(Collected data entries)
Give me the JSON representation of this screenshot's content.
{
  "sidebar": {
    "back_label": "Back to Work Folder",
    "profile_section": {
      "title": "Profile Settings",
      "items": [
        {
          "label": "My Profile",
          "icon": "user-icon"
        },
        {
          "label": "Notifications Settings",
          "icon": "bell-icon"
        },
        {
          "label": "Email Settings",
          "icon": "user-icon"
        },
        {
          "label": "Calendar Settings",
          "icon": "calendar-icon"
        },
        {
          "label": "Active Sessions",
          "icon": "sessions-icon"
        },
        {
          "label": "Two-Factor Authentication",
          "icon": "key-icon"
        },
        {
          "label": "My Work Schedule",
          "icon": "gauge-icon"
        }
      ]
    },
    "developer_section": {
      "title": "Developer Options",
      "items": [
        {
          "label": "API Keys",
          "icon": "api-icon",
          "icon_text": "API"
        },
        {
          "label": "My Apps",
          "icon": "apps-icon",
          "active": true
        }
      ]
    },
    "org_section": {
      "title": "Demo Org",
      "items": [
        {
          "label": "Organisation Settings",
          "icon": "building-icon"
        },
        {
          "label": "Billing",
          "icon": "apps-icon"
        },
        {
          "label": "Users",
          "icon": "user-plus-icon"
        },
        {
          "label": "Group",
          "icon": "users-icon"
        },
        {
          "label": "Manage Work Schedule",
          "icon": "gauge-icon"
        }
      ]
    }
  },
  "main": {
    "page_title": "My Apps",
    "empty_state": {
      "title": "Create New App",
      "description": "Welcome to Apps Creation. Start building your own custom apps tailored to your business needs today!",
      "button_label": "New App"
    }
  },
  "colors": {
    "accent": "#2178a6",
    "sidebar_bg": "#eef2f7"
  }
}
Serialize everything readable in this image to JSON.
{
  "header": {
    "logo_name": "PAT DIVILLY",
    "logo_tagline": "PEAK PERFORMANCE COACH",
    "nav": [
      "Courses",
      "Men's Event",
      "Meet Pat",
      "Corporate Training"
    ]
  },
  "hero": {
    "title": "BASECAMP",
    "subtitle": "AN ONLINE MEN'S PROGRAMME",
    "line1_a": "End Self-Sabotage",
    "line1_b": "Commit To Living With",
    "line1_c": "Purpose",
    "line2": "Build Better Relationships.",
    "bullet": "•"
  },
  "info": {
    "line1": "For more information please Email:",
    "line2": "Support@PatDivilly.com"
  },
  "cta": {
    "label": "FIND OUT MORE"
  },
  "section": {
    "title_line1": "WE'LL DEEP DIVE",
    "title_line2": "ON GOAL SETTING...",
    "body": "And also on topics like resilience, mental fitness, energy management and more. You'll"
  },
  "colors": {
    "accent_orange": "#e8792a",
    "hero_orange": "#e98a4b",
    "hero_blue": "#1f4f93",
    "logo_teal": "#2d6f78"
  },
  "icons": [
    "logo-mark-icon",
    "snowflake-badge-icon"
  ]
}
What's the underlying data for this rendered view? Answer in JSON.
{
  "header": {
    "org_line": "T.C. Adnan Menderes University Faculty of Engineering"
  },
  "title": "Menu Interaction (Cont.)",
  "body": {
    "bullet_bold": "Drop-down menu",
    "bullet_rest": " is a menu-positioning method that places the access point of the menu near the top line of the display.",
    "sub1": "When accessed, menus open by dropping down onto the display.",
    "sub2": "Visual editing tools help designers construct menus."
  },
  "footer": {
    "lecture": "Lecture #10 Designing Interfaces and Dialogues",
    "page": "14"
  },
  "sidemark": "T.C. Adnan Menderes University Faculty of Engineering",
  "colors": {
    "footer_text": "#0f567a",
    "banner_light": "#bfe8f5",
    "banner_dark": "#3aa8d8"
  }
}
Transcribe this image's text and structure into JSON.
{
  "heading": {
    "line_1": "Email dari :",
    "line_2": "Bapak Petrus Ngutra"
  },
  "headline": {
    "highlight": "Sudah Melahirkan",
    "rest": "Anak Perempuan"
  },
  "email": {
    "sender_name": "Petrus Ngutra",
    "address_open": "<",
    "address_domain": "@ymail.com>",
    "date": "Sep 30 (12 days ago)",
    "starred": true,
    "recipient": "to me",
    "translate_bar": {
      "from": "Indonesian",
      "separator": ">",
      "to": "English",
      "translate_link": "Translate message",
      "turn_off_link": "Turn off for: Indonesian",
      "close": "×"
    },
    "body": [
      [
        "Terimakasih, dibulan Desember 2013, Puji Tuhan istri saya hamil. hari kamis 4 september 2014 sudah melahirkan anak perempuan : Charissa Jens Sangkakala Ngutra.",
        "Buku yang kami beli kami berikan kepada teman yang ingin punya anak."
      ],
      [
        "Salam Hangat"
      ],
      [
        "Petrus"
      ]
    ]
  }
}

# [TASK DIRECTIONS]
Pull out all lines from the entries above that include the word "Menderes".

# [EXERCISE SOLUTION]
    "org_line": "T.C. Adnan Menderes University Faculty of Engineering"
  "sidemark": "T.C. Adnan Menderes University Faculty of Engineering",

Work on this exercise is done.